INPUT DATA:
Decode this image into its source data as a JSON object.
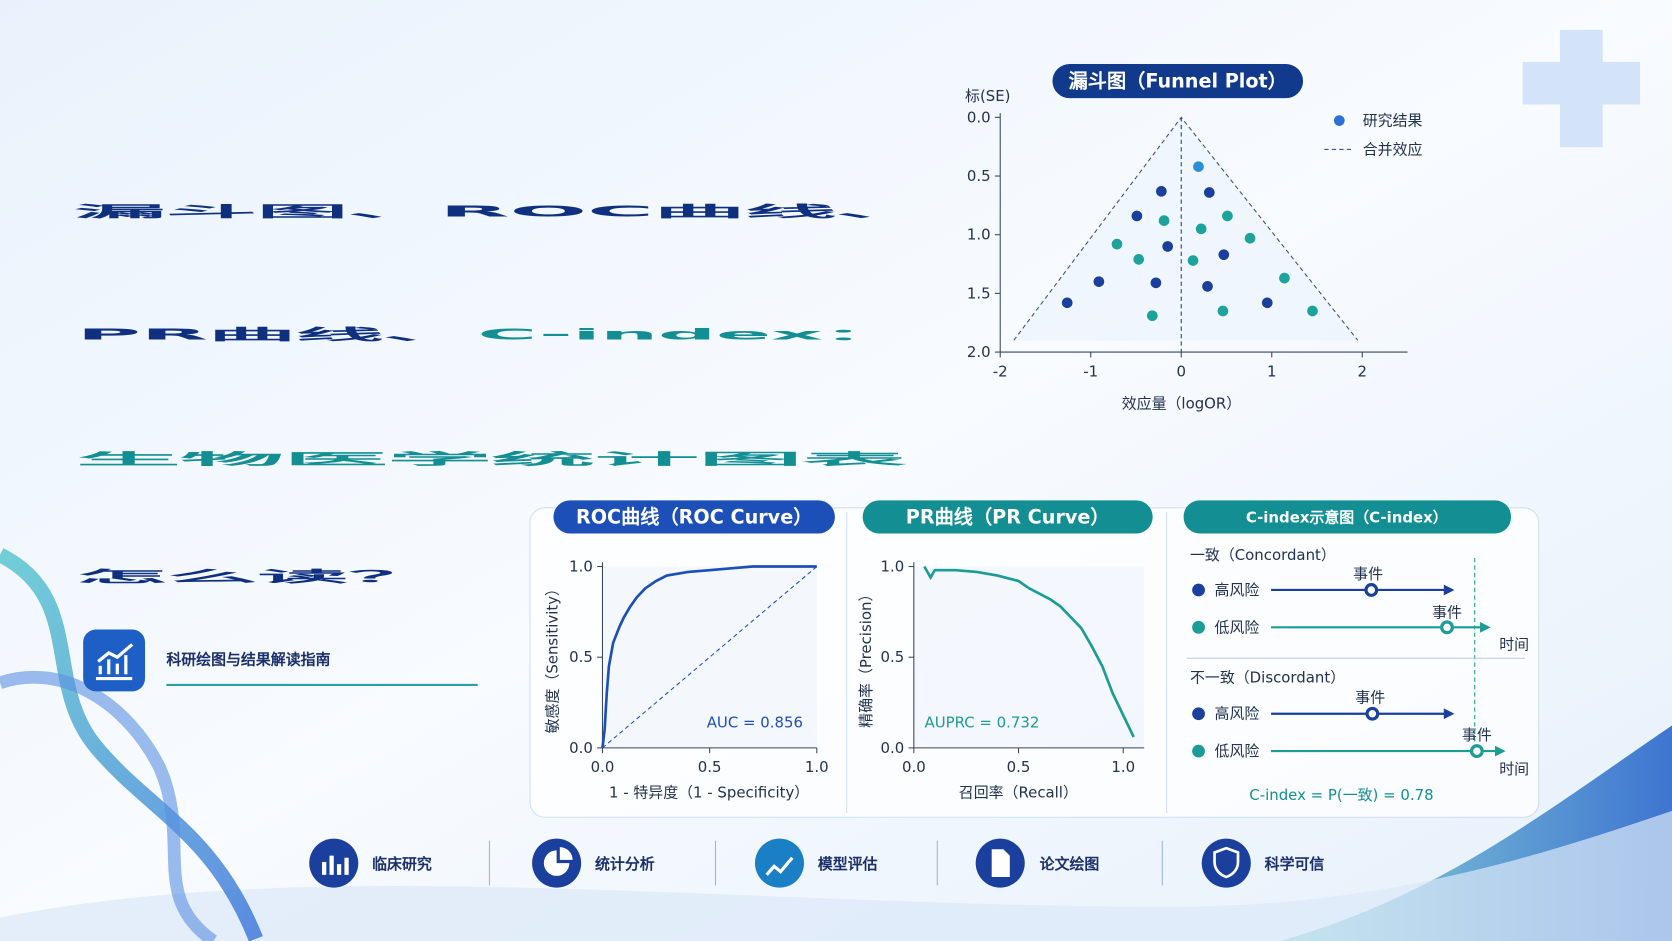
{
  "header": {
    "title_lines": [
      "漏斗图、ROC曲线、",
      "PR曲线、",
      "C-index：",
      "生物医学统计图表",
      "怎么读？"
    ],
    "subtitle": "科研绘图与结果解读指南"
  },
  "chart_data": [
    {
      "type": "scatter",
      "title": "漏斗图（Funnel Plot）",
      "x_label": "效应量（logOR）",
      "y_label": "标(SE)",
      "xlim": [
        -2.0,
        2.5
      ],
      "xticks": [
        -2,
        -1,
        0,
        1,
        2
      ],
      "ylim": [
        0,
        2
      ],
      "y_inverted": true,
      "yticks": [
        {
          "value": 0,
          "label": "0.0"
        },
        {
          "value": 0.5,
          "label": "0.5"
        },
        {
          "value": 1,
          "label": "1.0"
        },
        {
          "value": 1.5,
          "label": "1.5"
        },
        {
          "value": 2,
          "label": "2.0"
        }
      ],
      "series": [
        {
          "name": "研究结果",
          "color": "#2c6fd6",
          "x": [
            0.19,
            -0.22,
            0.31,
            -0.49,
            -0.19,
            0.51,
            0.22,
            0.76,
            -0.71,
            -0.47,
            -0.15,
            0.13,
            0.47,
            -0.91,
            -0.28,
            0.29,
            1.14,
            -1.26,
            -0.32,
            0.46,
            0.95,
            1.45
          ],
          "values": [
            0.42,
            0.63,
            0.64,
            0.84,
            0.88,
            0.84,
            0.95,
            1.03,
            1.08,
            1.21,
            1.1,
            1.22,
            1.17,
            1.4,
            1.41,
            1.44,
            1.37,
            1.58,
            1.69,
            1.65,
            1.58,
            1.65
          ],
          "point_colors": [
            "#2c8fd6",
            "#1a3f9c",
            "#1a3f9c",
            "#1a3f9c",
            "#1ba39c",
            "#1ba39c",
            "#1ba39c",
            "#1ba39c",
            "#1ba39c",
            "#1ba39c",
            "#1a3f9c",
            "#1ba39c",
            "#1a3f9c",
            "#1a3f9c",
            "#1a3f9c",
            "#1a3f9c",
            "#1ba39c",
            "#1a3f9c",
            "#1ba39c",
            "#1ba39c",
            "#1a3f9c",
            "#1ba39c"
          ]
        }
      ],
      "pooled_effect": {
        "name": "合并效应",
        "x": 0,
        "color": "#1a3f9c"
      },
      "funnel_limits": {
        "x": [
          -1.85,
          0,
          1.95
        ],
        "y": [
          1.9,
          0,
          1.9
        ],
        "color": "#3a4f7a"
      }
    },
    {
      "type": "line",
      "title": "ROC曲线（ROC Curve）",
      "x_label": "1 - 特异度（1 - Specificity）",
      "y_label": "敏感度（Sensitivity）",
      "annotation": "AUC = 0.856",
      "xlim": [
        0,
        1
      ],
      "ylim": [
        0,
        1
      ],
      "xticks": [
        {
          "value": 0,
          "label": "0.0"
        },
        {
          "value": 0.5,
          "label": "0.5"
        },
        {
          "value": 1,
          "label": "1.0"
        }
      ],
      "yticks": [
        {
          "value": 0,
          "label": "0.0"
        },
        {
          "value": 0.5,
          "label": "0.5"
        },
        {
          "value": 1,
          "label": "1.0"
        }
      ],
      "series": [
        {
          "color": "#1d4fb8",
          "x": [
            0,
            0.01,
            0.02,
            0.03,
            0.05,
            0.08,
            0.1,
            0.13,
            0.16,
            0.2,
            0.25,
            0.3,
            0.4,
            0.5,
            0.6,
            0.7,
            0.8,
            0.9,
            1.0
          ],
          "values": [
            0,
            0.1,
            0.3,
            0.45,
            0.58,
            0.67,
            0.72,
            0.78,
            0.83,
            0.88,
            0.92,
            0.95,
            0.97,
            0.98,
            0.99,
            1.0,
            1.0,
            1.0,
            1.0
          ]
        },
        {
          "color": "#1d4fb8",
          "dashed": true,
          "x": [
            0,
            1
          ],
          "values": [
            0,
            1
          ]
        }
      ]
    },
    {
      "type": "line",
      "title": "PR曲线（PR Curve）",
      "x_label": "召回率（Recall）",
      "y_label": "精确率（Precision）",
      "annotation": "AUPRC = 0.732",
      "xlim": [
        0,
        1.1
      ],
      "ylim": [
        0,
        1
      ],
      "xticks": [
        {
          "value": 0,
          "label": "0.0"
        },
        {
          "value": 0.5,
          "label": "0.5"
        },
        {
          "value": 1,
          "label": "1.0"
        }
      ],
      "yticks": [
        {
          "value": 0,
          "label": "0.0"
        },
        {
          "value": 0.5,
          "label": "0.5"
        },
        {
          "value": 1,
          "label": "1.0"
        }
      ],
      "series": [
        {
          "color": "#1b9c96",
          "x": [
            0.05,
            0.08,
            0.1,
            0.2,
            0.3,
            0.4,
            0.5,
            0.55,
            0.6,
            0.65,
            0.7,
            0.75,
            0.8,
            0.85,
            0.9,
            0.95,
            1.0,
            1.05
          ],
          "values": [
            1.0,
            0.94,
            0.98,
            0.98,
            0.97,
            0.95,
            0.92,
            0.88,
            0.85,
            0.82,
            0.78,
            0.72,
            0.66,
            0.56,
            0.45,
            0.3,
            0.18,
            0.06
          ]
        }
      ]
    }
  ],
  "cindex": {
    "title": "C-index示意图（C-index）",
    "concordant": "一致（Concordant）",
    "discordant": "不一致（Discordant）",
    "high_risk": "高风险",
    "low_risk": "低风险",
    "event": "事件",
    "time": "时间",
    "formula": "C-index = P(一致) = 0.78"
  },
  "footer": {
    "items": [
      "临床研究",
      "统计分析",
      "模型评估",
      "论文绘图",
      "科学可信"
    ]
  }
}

==

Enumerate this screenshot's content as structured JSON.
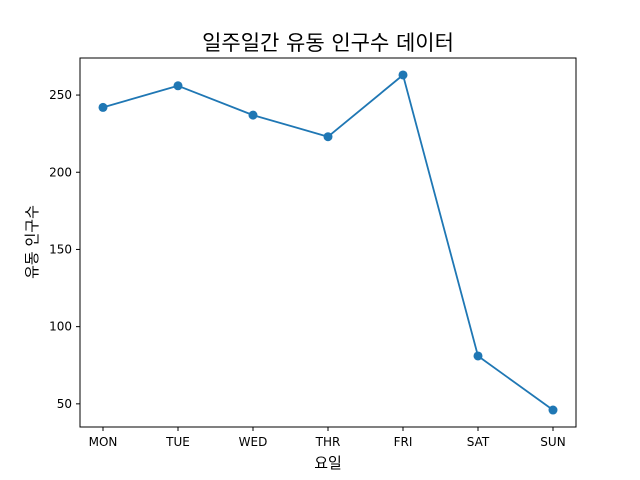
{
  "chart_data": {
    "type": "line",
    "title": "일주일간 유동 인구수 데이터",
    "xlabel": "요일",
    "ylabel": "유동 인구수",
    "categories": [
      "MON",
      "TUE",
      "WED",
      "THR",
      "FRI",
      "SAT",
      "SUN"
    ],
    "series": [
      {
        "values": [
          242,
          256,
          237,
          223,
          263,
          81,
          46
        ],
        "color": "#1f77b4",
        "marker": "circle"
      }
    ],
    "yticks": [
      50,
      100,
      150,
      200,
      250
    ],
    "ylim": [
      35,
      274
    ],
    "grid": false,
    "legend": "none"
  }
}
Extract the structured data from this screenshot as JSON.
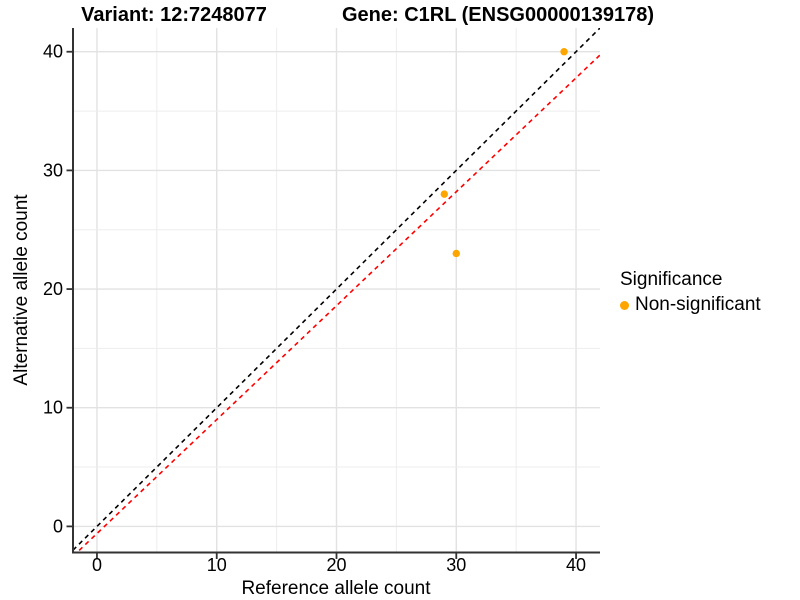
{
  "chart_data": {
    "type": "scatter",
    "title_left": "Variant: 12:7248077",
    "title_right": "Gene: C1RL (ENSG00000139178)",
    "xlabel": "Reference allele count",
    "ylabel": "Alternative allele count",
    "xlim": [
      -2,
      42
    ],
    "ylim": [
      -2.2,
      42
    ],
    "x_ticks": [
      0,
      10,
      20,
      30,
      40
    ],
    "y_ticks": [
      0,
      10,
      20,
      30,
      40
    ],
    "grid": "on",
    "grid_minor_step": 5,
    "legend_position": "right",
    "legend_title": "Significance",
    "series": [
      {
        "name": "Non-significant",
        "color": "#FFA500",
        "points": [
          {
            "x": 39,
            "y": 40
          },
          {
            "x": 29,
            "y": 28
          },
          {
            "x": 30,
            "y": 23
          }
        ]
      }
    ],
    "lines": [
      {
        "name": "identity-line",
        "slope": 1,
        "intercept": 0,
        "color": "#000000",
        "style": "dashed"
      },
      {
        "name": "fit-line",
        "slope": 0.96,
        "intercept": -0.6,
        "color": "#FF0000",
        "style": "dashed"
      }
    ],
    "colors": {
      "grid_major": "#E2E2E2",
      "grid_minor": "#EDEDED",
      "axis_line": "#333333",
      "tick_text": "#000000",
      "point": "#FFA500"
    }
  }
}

WHAT TO DO: Each line containing the word "xlabel" counts once; report the total alone.

RESULT OF THIS EXERCISE: 2